** START Exercise data **

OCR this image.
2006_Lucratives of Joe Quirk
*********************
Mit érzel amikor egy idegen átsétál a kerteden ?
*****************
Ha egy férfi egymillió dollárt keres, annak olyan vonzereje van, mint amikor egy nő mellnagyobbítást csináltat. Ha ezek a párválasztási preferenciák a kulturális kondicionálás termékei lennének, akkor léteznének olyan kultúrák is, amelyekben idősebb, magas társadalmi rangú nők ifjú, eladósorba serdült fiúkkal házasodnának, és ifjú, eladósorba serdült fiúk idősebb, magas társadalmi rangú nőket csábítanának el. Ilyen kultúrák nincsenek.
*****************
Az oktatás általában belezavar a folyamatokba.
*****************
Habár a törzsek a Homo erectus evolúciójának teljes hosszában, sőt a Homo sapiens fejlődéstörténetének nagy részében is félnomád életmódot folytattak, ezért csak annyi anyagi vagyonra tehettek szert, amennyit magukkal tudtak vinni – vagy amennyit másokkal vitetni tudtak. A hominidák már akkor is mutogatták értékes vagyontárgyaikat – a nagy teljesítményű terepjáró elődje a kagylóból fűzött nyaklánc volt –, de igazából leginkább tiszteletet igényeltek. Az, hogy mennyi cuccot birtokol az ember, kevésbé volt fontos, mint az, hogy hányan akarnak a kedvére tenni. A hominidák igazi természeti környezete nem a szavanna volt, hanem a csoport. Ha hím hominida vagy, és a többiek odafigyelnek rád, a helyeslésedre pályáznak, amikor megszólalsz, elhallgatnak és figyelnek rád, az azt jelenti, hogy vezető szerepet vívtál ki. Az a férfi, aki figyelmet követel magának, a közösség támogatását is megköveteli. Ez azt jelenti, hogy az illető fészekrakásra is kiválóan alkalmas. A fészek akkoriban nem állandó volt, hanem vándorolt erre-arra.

** END Exercise data **

Type out the entries again, word for word.

*In response*
OCR this image.
2006_Lucratives of Joe Quirk
*********************
Mit érzel amikor egy idegen átsétál a kerteden ?
*****************
Ha egy férfi egymillió dollárt keres, annak olyan vonzereje van, mint amikor egy nő mellnagyobbítást csináltat. Ha ezek a párválasztási preferenciák a kulturális kondicionálás termékei lennének, akkor léteznének olyan kultúrák is, amelyekben idősebb, magas társadalmi rangú nők ifjú, eladósorba serdült fiúkkal házasodnának, és ifjú, eladósorba serdült fiúk idősebb, magas társadalmi rangú nőket csábítanának el. Ilyen kultúrák nincsenek.
*****************
Az oktatás általában belezavar a folyamatokba.
*****************
Habár a törzsek a Homo erectus evolúciójának teljes hosszában, sőt a Homo sapiens fejlődéstörténetének nagy részében is félnomád életmódot folytattak, ezért csak annyi anyagi vagyonra tehettek szert, amennyit magukkal tudtak vinni – vagy amennyit másokkal vitetni tudtak. A hominidák már akkor is mutogatták értékes vagyontárgyaikat – a nagy teljesítményű terepjáró elődje a kagylóból fűzött nyaklánc volt –, de igazából leginkább tiszteletet igényeltek. Az, hogy mennyi cuccot birtokol az ember, kevésbé volt fontos, mint az, hogy hányan akarnak a kedvére tenni. A hominidák igazi természeti környezete nem a szavanna volt, hanem a csoport. Ha hím hominida vagy, és a többiek odafigyelnek rád, a helyeslésedre pályáznak, amikor megszólalsz, elhallgatnak és figyelnek rád, az azt jelenti, hogy vezető szerepet vívtál ki. Az a férfi, aki figyelmet követel magának, a közösség támogatását is megköveteli. Ez azt jelenti, hogy az illető fészekrakásra is kiválóan alkalmas. A fészek akkoriban nem állandó volt, hanem vándorolt erre-arra.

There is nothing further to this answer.